* [WHAT YOU WILL DO] Search the records that follow and extract every line containing the string "name".
━━ GIVEN RECORDS ━━
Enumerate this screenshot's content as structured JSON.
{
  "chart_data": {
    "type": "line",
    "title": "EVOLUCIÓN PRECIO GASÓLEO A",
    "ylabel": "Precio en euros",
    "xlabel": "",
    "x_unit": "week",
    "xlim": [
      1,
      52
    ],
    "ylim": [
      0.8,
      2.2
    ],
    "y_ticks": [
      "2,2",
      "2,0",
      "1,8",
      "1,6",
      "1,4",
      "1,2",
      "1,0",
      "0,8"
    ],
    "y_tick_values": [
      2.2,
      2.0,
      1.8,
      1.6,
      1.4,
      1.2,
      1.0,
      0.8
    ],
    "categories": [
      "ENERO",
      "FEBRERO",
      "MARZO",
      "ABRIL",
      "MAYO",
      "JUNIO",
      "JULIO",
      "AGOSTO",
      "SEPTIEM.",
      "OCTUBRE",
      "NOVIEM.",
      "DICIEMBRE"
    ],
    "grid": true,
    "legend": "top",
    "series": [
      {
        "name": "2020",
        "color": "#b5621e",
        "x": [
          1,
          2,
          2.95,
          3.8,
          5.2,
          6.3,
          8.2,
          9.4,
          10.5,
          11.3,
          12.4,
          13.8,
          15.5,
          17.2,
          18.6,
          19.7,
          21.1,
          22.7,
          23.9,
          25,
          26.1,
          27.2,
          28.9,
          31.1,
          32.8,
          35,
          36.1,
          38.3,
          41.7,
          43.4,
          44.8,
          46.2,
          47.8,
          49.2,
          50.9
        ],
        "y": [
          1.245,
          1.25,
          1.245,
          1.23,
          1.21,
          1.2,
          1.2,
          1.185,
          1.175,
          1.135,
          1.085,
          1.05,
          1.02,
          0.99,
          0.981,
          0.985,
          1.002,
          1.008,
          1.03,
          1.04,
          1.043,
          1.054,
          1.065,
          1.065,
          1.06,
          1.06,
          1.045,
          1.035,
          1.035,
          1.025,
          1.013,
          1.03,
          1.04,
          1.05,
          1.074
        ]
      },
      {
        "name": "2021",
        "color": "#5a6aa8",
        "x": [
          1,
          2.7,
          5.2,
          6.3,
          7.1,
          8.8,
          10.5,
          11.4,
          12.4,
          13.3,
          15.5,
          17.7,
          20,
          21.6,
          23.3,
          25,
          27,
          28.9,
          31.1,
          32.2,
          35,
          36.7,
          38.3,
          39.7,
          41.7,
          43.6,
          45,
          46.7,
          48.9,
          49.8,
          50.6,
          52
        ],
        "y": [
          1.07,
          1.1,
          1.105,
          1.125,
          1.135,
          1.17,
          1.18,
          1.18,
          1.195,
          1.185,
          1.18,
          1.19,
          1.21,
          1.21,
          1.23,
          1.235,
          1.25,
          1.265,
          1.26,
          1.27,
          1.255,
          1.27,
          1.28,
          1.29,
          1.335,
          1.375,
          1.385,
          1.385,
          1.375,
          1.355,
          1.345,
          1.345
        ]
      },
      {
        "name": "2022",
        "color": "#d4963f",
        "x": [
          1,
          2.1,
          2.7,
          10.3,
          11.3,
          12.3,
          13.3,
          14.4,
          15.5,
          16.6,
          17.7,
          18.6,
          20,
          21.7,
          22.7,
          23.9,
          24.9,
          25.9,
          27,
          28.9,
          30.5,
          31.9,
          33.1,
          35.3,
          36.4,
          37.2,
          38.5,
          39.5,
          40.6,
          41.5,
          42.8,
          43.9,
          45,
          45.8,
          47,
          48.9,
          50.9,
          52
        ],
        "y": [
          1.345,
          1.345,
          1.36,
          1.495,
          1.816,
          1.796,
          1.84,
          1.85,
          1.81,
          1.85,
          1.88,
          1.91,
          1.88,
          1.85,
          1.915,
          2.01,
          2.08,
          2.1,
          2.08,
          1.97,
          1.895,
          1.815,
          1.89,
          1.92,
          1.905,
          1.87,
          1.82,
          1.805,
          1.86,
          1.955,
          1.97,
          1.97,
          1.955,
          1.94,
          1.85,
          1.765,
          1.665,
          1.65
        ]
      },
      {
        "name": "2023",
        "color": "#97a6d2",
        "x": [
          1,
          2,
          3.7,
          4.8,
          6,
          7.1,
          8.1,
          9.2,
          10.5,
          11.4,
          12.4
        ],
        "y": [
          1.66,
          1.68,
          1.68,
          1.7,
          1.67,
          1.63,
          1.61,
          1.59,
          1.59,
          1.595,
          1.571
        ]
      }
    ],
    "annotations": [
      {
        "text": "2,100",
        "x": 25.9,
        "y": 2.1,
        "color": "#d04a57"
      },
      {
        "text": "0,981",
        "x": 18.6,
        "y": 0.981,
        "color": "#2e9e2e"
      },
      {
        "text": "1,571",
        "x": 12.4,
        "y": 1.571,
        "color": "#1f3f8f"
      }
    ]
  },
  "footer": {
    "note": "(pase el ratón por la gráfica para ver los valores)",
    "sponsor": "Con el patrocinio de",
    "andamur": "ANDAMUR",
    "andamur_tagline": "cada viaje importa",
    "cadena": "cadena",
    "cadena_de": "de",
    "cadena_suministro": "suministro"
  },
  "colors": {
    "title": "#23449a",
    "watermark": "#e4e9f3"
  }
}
━━━
* [THE RESULT]
        "name": "2020",
        "name": "2021",
        "name": "2022",
        "name": "2023",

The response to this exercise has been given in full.